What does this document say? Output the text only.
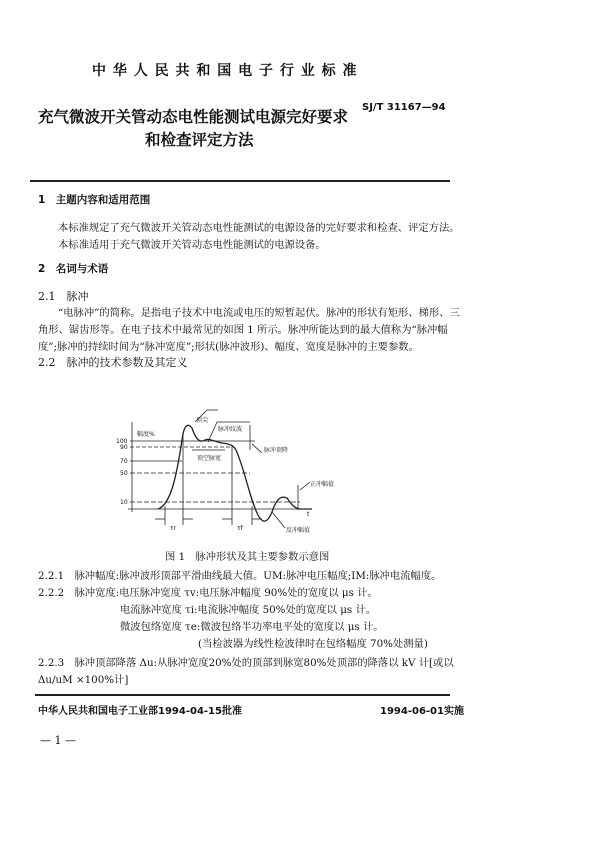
中 华 人 民 共 和 国 电 子 行 业 标 准
充气微波开关管动态电性能测试电源完好要求
SJ/T 31167—94
和检查评定方法
1　主题内容和适用范围
本标准规定了充气微波开关管动态电性能测试的电源设备的完好要求和检查、评定方法。
本标准适用于充气微波开关管动态电性能测试的电源设备。
2　名词与术语
2.1　脉冲
“电脉冲”的简称。是指电子技术中电流或电压的短暂起伏。脉冲的形状有矩形、梯形、三
角形、锯齿形等。在电子技术中最常见的如图 1 所示。脉冲所能达到的最大值称为“脉冲幅
度”;脉冲的持续时间为“脉冲宽度”;形状(脉冲波形)、幅度、宽度是脉冲的主要参数。
2.2　脉冲的技术参数及其定义
幅度%
100
90
70
50
10
顶尖
脉冲纹波
脉冲顶降
顶空脉宽
正冲幅值
反冲幅值
t
τr	τf
图 1　脉冲形状及其主要参数示意图
2.2.1　脉冲幅度:脉冲波形顶部平滑曲线最大值。UM:脉冲电压幅度;IM:脉冲电流幅度。
2.2.2　脉冲宽度:电压脉冲宽度 τv:电压脉冲幅度 90%处的宽度以 μs 计。
电流脉冲宽度 τi:电流脉冲幅度 50%处的宽度以 μs 计。
微波包络宽度 τe:微波包络半功率电平处的宽度以 μs 计。
(当检波器为线性检波律时在包络幅度 70%处测量)
2.2.3　脉冲顶部降落 Δu:从脉冲宽度20%处的顶部到脉宽80%处顶部的降落以 kV 计[或以
Δu/uM ×100%计]
中华人民共和国电子工业部1994-04-15批准	1994-06-01实施
— 1 —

=======

PROBLEM STATEMENT | Copy each line exactly, and leave the pictures out of your copy.

TASK SOLUTION |
What does this document say? Output the text only.
中 华 人 民 共 和 国 电 子 行 业 标 准
充气微波开关管动态电性能测试电源完好要求
SJ/T 31167—94
和检查评定方法
1　主题内容和适用范围
本标准规定了充气微波开关管动态电性能测试的电源设备的完好要求和检查、评定方法。
本标准适用于充气微波开关管动态电性能测试的电源设备。
2　名词与术语
2.1　脉冲
“电脉冲”的简称。是指电子技术中电流或电压的短暂起伏。脉冲的形状有矩形、梯形、三
角形、锯齿形等。在电子技术中最常见的如图 1 所示。脉冲所能达到的最大值称为“脉冲幅
度”;脉冲的持续时间为“脉冲宽度”;形状(脉冲波形)、幅度、宽度是脉冲的主要参数。
2.2　脉冲的技术参数及其定义
幅度%
100
90
70
50
10
顶尖
脉冲纹波
脉冲顶降
顶空脉宽
正冲幅值
反冲幅值
t
τr	τf
图 1　脉冲形状及其主要参数示意图
2.2.1　脉冲幅度:脉冲波形顶部平滑曲线最大值。UM:脉冲电压幅度;IM:脉冲电流幅度。
2.2.2　脉冲宽度:电压脉冲宽度 τv:电压脉冲幅度 90%处的宽度以 μs 计。
电流脉冲宽度 τi:电流脉冲幅度 50%处的宽度以 μs 计。
微波包络宽度 τe:微波包络半功率电平处的宽度以 μs 计。
(当检波器为线性检波律时在包络幅度 70%处测量)
2.2.3　脉冲顶部降落 Δu:从脉冲宽度20%处的顶部到脉宽80%处顶部的降落以 kV 计[或以
Δu/uM ×100%计]
中华人民共和国电子工业部1994-04-15批准	1994-06-01实施
— 1 —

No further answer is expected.